Repeat, without any change, the entries presented below.

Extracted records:
────────────────────

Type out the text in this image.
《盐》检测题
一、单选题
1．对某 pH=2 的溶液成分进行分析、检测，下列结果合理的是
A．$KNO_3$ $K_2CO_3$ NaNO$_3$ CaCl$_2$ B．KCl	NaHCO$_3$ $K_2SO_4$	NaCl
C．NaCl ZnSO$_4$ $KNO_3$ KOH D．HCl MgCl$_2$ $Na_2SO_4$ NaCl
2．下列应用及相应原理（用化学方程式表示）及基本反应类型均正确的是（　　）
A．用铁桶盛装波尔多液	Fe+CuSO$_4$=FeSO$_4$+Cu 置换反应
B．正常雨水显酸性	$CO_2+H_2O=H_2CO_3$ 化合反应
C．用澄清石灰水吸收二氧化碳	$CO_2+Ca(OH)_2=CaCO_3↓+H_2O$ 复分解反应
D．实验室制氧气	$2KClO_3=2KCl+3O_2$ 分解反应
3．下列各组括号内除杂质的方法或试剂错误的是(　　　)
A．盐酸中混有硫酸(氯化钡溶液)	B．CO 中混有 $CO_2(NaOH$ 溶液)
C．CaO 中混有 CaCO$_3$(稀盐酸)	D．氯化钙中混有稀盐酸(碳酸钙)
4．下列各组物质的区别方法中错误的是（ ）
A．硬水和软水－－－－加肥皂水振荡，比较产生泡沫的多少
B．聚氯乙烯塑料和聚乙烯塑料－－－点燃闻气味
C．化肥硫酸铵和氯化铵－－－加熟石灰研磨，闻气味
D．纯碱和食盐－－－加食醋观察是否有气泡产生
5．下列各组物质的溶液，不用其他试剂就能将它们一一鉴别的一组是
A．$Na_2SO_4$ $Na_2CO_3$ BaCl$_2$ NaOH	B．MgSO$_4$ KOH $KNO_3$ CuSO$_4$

────────────────────

## RESULT OF THE EXERCISE
Type out the text in this image.
《盐》检测题
一、单选题
1．对某 pH=2 的溶液成分进行分析、检测，下列结果合理的是
A．$KNO_3$ $K_2CO_3$ NaNO$_3$ CaCl$_2$ B．KCl	NaHCO$_3$ $K_2SO_4$	NaCl
C．NaCl ZnSO$_4$ $KNO_3$ KOH D．HCl MgCl$_2$ $Na_2SO_4$ NaCl
2．下列应用及相应原理（用化学方程式表示）及基本反应类型均正确的是（　　）
A．用铁桶盛装波尔多液	Fe+CuSO$_4$=FeSO$_4$+Cu 置换反应
B．正常雨水显酸性	$CO_2+H_2O=H_2CO_3$ 化合反应
C．用澄清石灰水吸收二氧化碳	$CO_2+Ca(OH)_2=CaCO_3↓+H_2O$ 复分解反应
D．实验室制氧气	$2KClO_3=2KCl+3O_2$ 分解反应
3．下列各组括号内除杂质的方法或试剂错误的是(　　　)
A．盐酸中混有硫酸(氯化钡溶液)	B．CO 中混有 $CO_2(NaOH$ 溶液)
C．CaO 中混有 CaCO$_3$(稀盐酸)	D．氯化钙中混有稀盐酸(碳酸钙)
4．下列各组物质的区别方法中错误的是（ ）
A．硬水和软水－－－－加肥皂水振荡，比较产生泡沫的多少
B．聚氯乙烯塑料和聚乙烯塑料－－－点燃闻气味
C．化肥硫酸铵和氯化铵－－－加熟石灰研磨，闻气味
D．纯碱和食盐－－－加食醋观察是否有气泡产生
5．下列各组物质的溶液，不用其他试剂就能将它们一一鉴别的一组是
A．$Na_2SO_4$ $Na_2CO_3$ BaCl$_2$ NaOH	B．MgSO$_4$ KOH $KNO_3$ CuSO$_4$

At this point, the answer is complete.